What to work on ->
Reproduce the listing below in full, keeping every line, character, and number unchanged.

Records to use ->
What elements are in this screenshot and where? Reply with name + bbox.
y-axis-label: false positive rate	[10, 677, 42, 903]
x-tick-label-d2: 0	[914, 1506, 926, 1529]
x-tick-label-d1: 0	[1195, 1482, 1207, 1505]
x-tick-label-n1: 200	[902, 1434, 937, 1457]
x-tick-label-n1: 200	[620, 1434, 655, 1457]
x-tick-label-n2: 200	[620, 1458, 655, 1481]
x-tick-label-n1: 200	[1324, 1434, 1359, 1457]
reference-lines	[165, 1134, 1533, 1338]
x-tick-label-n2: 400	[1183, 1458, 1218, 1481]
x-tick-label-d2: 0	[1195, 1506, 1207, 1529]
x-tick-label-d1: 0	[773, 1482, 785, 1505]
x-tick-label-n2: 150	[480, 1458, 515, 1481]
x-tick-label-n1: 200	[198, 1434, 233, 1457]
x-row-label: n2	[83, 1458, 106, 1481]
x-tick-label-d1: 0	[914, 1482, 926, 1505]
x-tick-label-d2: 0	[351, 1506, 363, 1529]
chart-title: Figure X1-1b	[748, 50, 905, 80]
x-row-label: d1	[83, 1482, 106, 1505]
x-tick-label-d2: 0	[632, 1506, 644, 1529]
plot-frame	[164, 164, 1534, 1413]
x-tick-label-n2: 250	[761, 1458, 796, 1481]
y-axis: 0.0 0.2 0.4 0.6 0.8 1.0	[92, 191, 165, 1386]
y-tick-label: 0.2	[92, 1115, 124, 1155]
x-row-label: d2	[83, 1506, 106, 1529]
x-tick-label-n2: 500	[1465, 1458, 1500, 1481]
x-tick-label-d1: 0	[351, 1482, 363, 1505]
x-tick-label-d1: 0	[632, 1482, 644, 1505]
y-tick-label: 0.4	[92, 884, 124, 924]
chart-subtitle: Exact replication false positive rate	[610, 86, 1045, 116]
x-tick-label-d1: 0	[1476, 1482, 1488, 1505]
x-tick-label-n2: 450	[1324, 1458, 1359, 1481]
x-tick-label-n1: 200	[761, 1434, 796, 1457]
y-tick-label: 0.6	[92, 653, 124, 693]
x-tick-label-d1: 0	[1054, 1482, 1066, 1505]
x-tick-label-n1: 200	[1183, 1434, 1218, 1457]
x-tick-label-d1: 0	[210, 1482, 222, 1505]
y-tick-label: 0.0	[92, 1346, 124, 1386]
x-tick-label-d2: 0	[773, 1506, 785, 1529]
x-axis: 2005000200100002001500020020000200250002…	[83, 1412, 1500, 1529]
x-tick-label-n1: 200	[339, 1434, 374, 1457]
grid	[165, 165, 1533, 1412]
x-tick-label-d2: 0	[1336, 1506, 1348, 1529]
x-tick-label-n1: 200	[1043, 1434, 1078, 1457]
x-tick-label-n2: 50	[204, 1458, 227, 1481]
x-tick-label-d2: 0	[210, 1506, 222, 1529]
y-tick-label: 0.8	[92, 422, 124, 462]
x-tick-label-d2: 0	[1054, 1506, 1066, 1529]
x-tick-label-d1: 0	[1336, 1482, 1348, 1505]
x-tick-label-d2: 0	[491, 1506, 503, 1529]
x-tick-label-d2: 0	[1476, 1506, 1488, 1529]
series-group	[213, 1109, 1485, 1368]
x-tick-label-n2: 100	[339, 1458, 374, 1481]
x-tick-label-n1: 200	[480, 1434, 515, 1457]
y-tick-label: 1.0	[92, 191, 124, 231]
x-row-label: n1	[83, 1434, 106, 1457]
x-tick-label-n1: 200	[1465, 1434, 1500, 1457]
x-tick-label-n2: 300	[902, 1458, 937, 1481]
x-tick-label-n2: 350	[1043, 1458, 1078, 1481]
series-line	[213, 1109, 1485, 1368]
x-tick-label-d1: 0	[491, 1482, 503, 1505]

Exercise result ->
What elements are in this screenshot and where? Reply with name + bbox.
y-axis-label: false positive rate	[10, 677, 42, 903]
x-tick-label-d2: 0	[914, 1506, 926, 1529]
x-tick-label-d1: 0	[1195, 1482, 1207, 1505]
x-tick-label-n1: 200	[902, 1434, 937, 1457]
x-tick-label-n1: 200	[620, 1434, 655, 1457]
x-tick-label-n2: 200	[620, 1458, 655, 1481]
x-tick-label-n1: 200	[1324, 1434, 1359, 1457]
reference-lines	[165, 1134, 1533, 1338]
x-tick-label-n2: 400	[1183, 1458, 1218, 1481]
x-tick-label-d2: 0	[1195, 1506, 1207, 1529]
x-tick-label-d1: 0	[773, 1482, 785, 1505]
x-tick-label-n2: 150	[480, 1458, 515, 1481]
x-tick-label-n1: 200	[198, 1434, 233, 1457]
x-row-label: n2	[83, 1458, 106, 1481]
x-tick-label-d1: 0	[914, 1482, 926, 1505]
x-tick-label-d2: 0	[351, 1506, 363, 1529]
chart-title: Figure X1-1b	[748, 50, 905, 80]
x-row-label: d1	[83, 1482, 106, 1505]
x-tick-label-d2: 0	[632, 1506, 644, 1529]
plot-frame	[164, 164, 1534, 1413]
x-tick-label-n2: 250	[761, 1458, 796, 1481]
y-axis: 0.0 0.2 0.4 0.6 0.8 1.0	[92, 191, 165, 1386]
y-tick-label: 0.2	[92, 1115, 124, 1155]
x-row-label: d2	[83, 1506, 106, 1529]
x-tick-label-n2: 500	[1465, 1458, 1500, 1481]
x-tick-label-d1: 0	[351, 1482, 363, 1505]
x-tick-label-d1: 0	[632, 1482, 644, 1505]
y-tick-label: 0.4	[92, 884, 124, 924]
chart-subtitle: Exact replication false positive rate	[610, 86, 1045, 116]
x-tick-label-d1: 0	[1476, 1482, 1488, 1505]
x-tick-label-n2: 450	[1324, 1458, 1359, 1481]
x-tick-label-n1: 200	[761, 1434, 796, 1457]
y-tick-label: 0.6	[92, 653, 124, 693]
x-tick-label-d1: 0	[1054, 1482, 1066, 1505]
x-tick-label-n1: 200	[1183, 1434, 1218, 1457]
x-tick-label-d1: 0	[210, 1482, 222, 1505]
y-tick-label: 0.0	[92, 1346, 124, 1386]
x-tick-label-d2: 0	[773, 1506, 785, 1529]
x-axis: 2005000200100002001500020020000200250002…	[83, 1412, 1500, 1529]
x-tick-label-n1: 200	[339, 1434, 374, 1457]
grid	[165, 165, 1533, 1412]
x-tick-label-d2: 0	[1336, 1506, 1348, 1529]
x-tick-label-n1: 200	[1043, 1434, 1078, 1457]
x-tick-label-n2: 50	[204, 1458, 227, 1481]
x-tick-label-d2: 0	[210, 1506, 222, 1529]
y-tick-label: 0.8	[92, 422, 124, 462]
x-tick-label-d2: 0	[1054, 1506, 1066, 1529]
x-tick-label-d1: 0	[1336, 1482, 1348, 1505]
x-tick-label-d2: 0	[491, 1506, 503, 1529]
x-tick-label-d2: 0	[1476, 1506, 1488, 1529]
series-group	[213, 1109, 1485, 1368]
x-tick-label-n2: 100	[339, 1458, 374, 1481]
x-tick-label-n1: 200	[480, 1434, 515, 1457]
y-tick-label: 1.0	[92, 191, 124, 231]
x-row-label: n1	[83, 1434, 106, 1457]
x-tick-label-n1: 200	[1465, 1434, 1500, 1457]
x-tick-label-n2: 300	[902, 1458, 937, 1481]
x-tick-label-n2: 350	[1043, 1458, 1078, 1481]
series-line	[213, 1109, 1485, 1368]
x-tick-label-d1: 0	[491, 1482, 503, 1505]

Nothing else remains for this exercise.